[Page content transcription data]
_ _ _ _ _
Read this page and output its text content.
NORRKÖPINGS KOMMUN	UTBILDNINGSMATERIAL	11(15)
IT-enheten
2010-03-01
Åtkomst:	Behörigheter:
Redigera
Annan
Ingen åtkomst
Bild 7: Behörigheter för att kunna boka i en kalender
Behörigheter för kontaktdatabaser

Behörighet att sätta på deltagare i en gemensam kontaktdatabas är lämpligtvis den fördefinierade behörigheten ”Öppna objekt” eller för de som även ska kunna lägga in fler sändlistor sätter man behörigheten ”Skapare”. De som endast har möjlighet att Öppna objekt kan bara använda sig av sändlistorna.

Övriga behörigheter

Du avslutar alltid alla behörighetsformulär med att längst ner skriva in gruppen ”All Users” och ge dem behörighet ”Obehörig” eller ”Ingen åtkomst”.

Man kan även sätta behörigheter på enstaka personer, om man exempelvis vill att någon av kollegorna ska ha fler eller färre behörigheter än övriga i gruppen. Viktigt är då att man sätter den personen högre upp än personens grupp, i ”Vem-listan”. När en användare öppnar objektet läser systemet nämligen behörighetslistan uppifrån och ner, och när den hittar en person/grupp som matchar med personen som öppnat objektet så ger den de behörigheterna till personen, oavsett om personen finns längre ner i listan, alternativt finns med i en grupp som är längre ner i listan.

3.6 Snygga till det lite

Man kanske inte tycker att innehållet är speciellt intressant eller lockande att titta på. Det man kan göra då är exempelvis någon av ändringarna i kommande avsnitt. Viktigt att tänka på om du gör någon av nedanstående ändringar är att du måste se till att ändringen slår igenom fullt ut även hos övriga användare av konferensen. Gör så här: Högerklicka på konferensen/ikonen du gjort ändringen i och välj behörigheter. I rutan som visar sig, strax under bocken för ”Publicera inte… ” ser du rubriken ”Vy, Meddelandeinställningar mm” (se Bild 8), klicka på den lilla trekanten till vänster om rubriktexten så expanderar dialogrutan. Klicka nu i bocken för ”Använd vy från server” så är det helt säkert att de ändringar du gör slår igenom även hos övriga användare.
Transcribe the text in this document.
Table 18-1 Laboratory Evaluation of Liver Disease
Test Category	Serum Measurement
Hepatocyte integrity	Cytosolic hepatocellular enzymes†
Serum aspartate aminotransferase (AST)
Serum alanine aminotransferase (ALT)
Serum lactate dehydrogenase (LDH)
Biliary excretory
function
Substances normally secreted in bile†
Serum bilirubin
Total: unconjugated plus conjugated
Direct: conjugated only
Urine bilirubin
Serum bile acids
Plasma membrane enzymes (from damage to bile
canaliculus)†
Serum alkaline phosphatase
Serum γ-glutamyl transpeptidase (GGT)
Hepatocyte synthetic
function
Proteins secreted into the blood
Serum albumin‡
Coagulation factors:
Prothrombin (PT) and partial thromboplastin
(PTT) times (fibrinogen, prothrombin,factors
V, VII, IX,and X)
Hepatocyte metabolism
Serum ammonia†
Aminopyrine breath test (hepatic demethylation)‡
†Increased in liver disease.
_ _ _ _ _
### WHAT THE EXERCISE ASKS
Reproduce every line above that contains the string "bile".

### EXERCISE ANSWER
Substances normally secreted in bile†
Serum bile acids
Plasma membrane enzymes (from damage to bile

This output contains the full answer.